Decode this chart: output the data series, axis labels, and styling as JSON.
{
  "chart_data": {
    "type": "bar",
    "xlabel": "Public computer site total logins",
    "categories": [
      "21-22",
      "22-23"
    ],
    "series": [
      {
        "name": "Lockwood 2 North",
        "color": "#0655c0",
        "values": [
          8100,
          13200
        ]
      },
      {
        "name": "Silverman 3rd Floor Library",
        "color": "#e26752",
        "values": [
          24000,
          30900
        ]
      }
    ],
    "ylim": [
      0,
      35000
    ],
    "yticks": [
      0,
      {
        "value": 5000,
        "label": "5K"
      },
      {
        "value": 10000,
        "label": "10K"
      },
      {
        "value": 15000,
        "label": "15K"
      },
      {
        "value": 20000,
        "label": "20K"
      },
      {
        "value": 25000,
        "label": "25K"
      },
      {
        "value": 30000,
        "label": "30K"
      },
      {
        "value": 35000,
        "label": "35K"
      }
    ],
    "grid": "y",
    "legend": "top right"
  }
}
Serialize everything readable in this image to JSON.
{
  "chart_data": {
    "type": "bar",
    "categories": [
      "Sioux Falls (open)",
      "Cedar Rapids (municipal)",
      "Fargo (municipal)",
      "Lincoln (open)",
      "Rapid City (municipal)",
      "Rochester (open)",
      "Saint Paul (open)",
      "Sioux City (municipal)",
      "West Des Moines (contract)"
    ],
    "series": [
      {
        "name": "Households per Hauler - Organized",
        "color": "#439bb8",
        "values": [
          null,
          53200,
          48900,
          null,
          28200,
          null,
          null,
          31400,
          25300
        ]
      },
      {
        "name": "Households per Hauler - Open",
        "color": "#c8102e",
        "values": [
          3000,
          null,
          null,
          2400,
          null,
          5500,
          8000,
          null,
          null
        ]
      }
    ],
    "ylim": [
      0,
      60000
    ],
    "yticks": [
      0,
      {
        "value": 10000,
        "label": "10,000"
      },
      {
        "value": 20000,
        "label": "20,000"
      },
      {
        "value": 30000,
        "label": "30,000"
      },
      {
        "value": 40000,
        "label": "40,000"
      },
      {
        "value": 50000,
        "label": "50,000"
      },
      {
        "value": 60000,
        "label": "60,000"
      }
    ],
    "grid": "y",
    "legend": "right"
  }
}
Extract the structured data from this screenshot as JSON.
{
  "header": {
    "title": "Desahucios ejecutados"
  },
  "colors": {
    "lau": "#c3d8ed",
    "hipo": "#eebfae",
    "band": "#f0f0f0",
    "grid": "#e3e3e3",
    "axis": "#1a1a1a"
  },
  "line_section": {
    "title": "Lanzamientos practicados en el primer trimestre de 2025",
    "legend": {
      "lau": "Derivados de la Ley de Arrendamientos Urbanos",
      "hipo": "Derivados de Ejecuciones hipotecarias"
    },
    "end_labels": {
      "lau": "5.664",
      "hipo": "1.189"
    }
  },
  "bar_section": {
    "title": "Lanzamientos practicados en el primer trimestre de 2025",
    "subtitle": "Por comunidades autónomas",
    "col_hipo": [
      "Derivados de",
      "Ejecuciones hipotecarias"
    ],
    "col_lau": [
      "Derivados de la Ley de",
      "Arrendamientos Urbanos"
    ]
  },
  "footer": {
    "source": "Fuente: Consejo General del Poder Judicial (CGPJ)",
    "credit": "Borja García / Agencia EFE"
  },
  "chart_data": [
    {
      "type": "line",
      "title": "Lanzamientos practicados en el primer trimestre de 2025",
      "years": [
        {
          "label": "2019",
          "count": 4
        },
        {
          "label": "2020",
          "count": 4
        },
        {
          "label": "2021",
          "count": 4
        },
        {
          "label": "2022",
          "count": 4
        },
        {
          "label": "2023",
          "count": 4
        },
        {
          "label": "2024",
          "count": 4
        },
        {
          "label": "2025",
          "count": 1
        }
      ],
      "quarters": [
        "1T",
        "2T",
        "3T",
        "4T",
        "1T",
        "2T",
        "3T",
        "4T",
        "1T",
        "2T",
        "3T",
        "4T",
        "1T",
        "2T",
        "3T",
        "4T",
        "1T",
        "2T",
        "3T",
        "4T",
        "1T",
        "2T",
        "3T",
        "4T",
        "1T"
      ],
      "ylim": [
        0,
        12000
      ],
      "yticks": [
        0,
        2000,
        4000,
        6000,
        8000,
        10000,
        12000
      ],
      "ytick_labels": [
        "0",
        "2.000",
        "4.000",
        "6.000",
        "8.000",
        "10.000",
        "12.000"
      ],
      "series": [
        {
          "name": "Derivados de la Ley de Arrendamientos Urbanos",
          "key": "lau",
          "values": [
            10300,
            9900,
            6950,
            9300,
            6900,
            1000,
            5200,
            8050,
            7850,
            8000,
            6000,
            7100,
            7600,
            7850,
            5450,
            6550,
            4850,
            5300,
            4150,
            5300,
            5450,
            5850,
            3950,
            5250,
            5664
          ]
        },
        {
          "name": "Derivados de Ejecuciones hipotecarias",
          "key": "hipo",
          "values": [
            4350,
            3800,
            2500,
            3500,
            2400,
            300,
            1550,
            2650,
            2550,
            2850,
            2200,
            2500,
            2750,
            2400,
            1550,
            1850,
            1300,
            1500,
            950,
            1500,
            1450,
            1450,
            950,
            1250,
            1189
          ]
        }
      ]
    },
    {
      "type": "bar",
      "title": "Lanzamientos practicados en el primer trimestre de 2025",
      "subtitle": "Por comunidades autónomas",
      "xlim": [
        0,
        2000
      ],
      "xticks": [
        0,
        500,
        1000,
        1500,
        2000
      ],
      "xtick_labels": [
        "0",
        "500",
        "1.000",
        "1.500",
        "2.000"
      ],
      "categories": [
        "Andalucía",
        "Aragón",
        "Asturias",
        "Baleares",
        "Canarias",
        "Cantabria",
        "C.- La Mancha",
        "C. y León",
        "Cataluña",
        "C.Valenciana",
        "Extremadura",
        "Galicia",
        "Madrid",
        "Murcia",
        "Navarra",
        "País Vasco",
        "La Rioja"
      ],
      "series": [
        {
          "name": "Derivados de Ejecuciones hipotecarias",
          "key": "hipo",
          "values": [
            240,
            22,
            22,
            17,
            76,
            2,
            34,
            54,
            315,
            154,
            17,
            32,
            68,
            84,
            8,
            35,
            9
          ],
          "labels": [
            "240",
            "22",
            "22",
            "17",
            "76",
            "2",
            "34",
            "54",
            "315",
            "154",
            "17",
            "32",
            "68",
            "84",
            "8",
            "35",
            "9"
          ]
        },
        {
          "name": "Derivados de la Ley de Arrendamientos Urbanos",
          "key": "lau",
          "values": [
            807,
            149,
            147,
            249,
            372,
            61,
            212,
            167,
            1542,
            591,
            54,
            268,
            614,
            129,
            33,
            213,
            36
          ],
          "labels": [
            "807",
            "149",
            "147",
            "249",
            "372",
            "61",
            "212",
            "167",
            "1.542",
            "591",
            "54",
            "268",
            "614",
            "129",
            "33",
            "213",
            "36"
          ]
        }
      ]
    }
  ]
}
________________________
▶ Set problem
From the listing above, reproduce all the lines exactly.

▶ Task output
Decode this chart: output the data series, axis labels, and styling as JSON.
{
  "chart_data": {
    "type": "bar",
    "xlabel": "Public computer site total logins",
    "categories": [
      "21-22",
      "22-23"
    ],
    "series": [
      {
        "name": "Lockwood 2 North",
        "color": "#0655c0",
        "values": [
          8100,
          13200
        ]
      },
      {
        "name": "Silverman 3rd Floor Library",
        "color": "#e26752",
        "values": [
          24000,
          30900
        ]
      }
    ],
    "ylim": [
      0,
      35000
    ],
    "yticks": [
      0,
      {
        "value": 5000,
        "label": "5K"
      },
      {
        "value": 10000,
        "label": "10K"
      },
      {
        "value": 15000,
        "label": "15K"
      },
      {
        "value": 20000,
        "label": "20K"
      },
      {
        "value": 25000,
        "label": "25K"
      },
      {
        "value": 30000,
        "label": "30K"
      },
      {
        "value": 35000,
        "label": "35K"
      }
    ],
    "grid": "y",
    "legend": "top right"
  }
}
Serialize everything readable in this image to JSON.
{
  "chart_data": {
    "type": "bar",
    "categories": [
      "Sioux Falls (open)",
      "Cedar Rapids (municipal)",
      "Fargo (municipal)",
      "Lincoln (open)",
      "Rapid City (municipal)",
      "Rochester (open)",
      "Saint Paul (open)",
      "Sioux City (municipal)",
      "West Des Moines (contract)"
    ],
    "series": [
      {
        "name": "Households per Hauler - Organized",
        "color": "#439bb8",
        "values": [
          null,
          53200,
          48900,
          null,
          28200,
          null,
          null,
          31400,
          25300
        ]
      },
      {
        "name": "Households per Hauler - Open",
        "color": "#c8102e",
        "values": [
          3000,
          null,
          null,
          2400,
          null,
          5500,
          8000,
          null,
          null
        ]
      }
    ],
    "ylim": [
      0,
      60000
    ],
    "yticks": [
      0,
      {
        "value": 10000,
        "label": "10,000"
      },
      {
        "value": 20000,
        "label": "20,000"
      },
      {
        "value": 30000,
        "label": "30,000"
      },
      {
        "value": 40000,
        "label": "40,000"
      },
      {
        "value": 50000,
        "label": "50,000"
      },
      {
        "value": 60000,
        "label": "60,000"
      }
    ],
    "grid": "y",
    "legend": "right"
  }
}
Extract the structured data from this screenshot as JSON.
{
  "header": {
    "title": "Desahucios ejecutados"
  },
  "colors": {
    "lau": "#c3d8ed",
    "hipo": "#eebfae",
    "band": "#f0f0f0",
    "grid": "#e3e3e3",
    "axis": "#1a1a1a"
  },
  "line_section": {
    "title": "Lanzamientos practicados en el primer trimestre de 2025",
    "legend": {
      "lau": "Derivados de la Ley de Arrendamientos Urbanos",
      "hipo": "Derivados de Ejecuciones hipotecarias"
    },
    "end_labels": {
      "lau": "5.664",
      "hipo": "1.189"
    }
  },
  "bar_section": {
    "title": "Lanzamientos practicados en el primer trimestre de 2025",
    "subtitle": "Por comunidades autónomas",
    "col_hipo": [
      "Derivados de",
      "Ejecuciones hipotecarias"
    ],
    "col_lau": [
      "Derivados de la Ley de",
      "Arrendamientos Urbanos"
    ]
  },
  "footer": {
    "source": "Fuente: Consejo General del Poder Judicial (CGPJ)",
    "credit": "Borja García / Agencia EFE"
  },
  "chart_data": [
    {
      "type": "line",
      "title": "Lanzamientos practicados en el primer trimestre de 2025",
      "years": [
        {
          "label": "2019",
          "count": 4
        },
        {
          "label": "2020",
          "count": 4
        },
        {
          "label": "2021",
          "count": 4
        },
        {
          "label": "2022",
          "count": 4
        },
        {
          "label": "2023",
          "count": 4
        },
        {
          "label": "2024",
          "count": 4
        },
        {
          "label": "2025",
          "count": 1
        }
      ],
      "quarters": [
        "1T",
        "2T",
        "3T",
        "4T",
        "1T",
        "2T",
        "3T",
        "4T",
        "1T",
        "2T",
        "3T",
        "4T",
        "1T",
        "2T",
        "3T",
        "4T",
        "1T",
        "2T",
        "3T",
        "4T",
        "1T",
        "2T",
        "3T",
        "4T",
        "1T"
      ],
      "ylim": [
        0,
        12000
      ],
      "yticks": [
        0,
        2000,
        4000,
        6000,
        8000,
        10000,
        12000
      ],
      "ytick_labels": [
        "0",
        "2.000",
        "4.000",
        "6.000",
        "8.000",
        "10.000",
        "12.000"
      ],
      "series": [
        {
          "name": "Derivados de la Ley de Arrendamientos Urbanos",
          "key": "lau",
          "values": [
            10300,
            9900,
            6950,
            9300,
            6900,
            1000,
            5200,
            8050,
            7850,
            8000,
            6000,
            7100,
            7600,
            7850,
            5450,
            6550,
            4850,
            5300,
            4150,
            5300,
            5450,
            5850,
            3950,
            5250,
            5664
          ]
        },
        {
          "name": "Derivados de Ejecuciones hipotecarias",
          "key": "hipo",
          "values": [
            4350,
            3800,
            2500,
            3500,
            2400,
            300,
            1550,
            2650,
            2550,
            2850,
            2200,
            2500,
            2750,
            2400,
            1550,
            1850,
            1300,
            1500,
            950,
            1500,
            1450,
            1450,
            950,
            1250,
            1189
          ]
        }
      ]
    },
    {
      "type": "bar",
      "title": "Lanzamientos practicados en el primer trimestre de 2025",
      "subtitle": "Por comunidades autónomas",
      "xlim": [
        0,
        2000
      ],
      "xticks": [
        0,
        500,
        1000,
        1500,
        2000
      ],
      "xtick_labels": [
        "0",
        "500",
        "1.000",
        "1.500",
        "2.000"
      ],
      "categories": [
        "Andalucía",
        "Aragón",
        "Asturias",
        "Baleares",
        "Canarias",
        "Cantabria",
        "C.- La Mancha",
        "C. y León",
        "Cataluña",
        "C.Valenciana",
        "Extremadura",
        "Galicia",
        "Madrid",
        "Murcia",
        "Navarra",
        "País Vasco",
        "La Rioja"
      ],
      "series": [
        {
          "name": "Derivados de Ejecuciones hipotecarias",
          "key": "hipo",
          "values": [
            240,
            22,
            22,
            17,
            76,
            2,
            34,
            54,
            315,
            154,
            17,
            32,
            68,
            84,
            8,
            35,
            9
          ],
          "labels": [
            "240",
            "22",
            "22",
            "17",
            "76",
            "2",
            "34",
            "54",
            "315",
            "154",
            "17",
            "32",
            "68",
            "84",
            "8",
            "35",
            "9"
          ]
        },
        {
          "name": "Derivados de la Ley de Arrendamientos Urbanos",
          "key": "lau",
          "values": [
            807,
            149,
            147,
            249,
            372,
            61,
            212,
            167,
            1542,
            591,
            54,
            268,
            614,
            129,
            33,
            213,
            36
          ],
          "labels": [
            "807",
            "149",
            "147",
            "249",
            "372",
            "61",
            "212",
            "167",
            "1.542",
            "591",
            "54",
            "268",
            "614",
            "129",
            "33",
            "213",
            "36"
          ]
        }
      ]
    }
  ]
}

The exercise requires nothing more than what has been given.